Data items
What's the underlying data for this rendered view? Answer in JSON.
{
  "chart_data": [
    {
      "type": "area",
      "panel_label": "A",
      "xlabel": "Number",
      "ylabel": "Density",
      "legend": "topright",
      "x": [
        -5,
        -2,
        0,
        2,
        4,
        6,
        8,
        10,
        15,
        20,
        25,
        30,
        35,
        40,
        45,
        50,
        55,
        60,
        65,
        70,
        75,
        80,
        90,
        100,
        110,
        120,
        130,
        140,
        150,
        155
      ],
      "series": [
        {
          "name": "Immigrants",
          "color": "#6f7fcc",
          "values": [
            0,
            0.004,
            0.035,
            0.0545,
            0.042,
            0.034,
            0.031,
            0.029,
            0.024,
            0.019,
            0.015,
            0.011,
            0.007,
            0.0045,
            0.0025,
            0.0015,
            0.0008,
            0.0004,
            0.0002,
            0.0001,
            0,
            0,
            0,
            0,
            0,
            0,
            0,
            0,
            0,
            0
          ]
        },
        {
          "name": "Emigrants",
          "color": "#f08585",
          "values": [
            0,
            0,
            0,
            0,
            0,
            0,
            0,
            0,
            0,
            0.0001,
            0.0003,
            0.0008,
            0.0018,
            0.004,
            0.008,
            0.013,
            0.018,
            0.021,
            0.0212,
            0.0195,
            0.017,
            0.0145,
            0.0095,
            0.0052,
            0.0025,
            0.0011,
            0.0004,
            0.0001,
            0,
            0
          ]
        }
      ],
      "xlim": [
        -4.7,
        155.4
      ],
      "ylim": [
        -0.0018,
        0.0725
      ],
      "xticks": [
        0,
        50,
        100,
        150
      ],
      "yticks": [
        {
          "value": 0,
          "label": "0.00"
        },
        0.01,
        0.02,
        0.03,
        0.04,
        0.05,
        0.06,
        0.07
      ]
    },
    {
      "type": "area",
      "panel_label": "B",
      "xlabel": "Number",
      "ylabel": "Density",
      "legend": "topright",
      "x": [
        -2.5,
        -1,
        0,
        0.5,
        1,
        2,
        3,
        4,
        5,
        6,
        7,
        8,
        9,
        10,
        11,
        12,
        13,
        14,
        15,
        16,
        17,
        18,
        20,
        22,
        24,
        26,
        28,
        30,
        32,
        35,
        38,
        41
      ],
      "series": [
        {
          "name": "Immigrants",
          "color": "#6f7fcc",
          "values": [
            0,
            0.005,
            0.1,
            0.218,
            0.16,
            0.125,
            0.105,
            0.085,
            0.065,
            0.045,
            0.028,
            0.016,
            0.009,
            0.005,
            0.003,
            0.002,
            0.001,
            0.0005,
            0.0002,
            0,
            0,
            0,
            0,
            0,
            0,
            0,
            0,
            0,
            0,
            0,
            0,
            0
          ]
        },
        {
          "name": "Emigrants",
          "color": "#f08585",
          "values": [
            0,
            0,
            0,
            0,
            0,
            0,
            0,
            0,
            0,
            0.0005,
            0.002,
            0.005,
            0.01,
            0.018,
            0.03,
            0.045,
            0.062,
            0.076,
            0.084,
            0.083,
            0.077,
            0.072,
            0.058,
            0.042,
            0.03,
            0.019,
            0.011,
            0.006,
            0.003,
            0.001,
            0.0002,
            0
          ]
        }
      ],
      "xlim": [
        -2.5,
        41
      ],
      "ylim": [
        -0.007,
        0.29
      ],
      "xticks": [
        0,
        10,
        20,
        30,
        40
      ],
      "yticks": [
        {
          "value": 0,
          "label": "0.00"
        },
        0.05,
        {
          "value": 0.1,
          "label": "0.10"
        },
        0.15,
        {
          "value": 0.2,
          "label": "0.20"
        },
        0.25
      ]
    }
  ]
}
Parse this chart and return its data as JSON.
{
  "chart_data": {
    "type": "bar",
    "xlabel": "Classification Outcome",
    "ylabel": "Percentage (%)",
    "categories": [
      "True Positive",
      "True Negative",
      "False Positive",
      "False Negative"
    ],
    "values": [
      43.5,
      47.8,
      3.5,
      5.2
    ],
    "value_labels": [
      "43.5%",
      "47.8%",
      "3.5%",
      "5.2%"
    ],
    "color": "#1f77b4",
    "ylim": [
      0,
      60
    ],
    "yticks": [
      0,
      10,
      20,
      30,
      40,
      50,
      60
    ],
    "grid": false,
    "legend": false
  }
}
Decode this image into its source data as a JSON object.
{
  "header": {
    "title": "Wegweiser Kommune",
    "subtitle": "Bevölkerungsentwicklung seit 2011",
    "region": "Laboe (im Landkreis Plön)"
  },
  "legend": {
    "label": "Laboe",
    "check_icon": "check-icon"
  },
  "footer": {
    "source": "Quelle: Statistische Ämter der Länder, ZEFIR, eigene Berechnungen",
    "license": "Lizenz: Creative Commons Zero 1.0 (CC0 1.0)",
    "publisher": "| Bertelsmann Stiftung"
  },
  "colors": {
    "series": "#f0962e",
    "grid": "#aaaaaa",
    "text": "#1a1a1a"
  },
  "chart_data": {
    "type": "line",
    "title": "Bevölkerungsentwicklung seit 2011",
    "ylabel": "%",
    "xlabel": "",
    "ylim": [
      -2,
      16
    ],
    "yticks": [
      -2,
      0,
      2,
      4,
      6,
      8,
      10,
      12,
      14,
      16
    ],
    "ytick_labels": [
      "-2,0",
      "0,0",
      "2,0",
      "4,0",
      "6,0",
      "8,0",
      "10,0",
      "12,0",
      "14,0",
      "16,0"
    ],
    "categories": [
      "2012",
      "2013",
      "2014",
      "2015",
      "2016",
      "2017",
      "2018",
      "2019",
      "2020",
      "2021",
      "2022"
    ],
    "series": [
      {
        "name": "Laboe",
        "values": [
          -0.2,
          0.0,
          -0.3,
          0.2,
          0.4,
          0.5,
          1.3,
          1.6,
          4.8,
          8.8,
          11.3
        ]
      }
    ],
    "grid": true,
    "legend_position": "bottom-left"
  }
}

- _THE PROBLEM_:
Identify the lines in the entries that hold "Laboe" and return each one.

- _FINAL RESULT_:
    "region": "Laboe (im Landkreis Plön)"
    "label": "Laboe",
        "name": "Laboe",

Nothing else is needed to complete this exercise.